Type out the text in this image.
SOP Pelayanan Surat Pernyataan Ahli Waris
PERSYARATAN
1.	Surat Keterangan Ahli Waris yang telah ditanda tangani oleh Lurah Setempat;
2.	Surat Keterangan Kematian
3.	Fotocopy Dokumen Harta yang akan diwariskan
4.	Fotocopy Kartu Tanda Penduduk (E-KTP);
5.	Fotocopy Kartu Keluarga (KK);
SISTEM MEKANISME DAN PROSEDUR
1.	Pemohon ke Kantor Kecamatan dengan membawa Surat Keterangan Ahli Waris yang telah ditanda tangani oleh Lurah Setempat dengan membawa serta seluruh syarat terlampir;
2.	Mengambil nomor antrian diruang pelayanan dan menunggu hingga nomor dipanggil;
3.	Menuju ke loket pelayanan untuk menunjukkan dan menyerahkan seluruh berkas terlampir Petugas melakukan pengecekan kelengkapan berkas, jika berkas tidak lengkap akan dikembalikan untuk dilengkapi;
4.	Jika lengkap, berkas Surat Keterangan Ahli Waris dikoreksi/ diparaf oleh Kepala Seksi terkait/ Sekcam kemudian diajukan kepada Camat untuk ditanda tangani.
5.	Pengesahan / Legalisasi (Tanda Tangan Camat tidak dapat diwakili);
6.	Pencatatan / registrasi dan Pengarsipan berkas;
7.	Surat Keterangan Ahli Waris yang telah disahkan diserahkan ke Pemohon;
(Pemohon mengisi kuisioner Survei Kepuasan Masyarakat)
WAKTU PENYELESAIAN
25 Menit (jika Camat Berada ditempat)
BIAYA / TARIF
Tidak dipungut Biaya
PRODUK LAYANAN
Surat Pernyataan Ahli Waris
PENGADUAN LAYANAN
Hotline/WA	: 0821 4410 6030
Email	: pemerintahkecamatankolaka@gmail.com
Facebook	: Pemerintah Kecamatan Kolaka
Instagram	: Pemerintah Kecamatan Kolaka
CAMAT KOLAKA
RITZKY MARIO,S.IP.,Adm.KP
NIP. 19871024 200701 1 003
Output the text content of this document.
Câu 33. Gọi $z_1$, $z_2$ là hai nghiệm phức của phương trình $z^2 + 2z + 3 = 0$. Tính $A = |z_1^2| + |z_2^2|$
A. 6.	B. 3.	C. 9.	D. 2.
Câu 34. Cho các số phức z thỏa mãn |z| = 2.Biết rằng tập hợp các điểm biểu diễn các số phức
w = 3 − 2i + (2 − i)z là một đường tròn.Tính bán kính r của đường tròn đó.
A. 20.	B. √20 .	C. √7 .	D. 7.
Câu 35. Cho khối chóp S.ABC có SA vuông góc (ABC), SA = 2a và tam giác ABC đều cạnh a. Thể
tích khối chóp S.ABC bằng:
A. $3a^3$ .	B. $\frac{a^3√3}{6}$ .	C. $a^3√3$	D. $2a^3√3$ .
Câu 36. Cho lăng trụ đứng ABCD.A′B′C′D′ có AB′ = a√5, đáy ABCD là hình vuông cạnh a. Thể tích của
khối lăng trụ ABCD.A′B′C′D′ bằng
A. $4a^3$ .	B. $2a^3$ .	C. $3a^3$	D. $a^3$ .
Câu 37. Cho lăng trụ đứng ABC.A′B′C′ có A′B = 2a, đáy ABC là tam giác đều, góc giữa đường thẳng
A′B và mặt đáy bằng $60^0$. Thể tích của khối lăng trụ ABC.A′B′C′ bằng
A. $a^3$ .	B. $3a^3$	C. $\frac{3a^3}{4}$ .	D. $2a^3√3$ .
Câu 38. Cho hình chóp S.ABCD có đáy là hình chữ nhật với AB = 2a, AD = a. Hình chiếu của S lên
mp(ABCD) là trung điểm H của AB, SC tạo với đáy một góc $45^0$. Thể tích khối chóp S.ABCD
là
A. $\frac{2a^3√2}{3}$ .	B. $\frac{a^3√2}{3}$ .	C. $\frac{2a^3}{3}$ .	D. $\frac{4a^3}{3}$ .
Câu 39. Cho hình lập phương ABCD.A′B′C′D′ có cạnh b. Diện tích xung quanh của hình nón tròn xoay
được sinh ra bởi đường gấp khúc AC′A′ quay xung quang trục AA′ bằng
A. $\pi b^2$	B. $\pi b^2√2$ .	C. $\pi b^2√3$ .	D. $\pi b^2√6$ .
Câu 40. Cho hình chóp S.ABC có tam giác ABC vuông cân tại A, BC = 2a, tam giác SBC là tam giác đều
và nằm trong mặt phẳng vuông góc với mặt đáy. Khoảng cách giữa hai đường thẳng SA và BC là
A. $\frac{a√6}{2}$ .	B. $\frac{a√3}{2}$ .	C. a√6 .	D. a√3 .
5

- - - - -

**Problem statement**:
Which lines contain the word "giác"? Copy each of them.

**Exercise result**:
Câu 35. Cho khối chóp S.ABC có SA vuông góc (ABC), SA = 2a và tam giác ABC đều cạnh a. Thể
Câu 37. Cho lăng trụ đứng ABC.A′B′C′ có A′B = 2a, đáy ABC là tam giác đều, góc giữa đường thẳng
Câu 40. Cho hình chóp S.ABC có tam giác ABC vuông cân tại A, BC = 2a, tam giác SBC là tam giác đều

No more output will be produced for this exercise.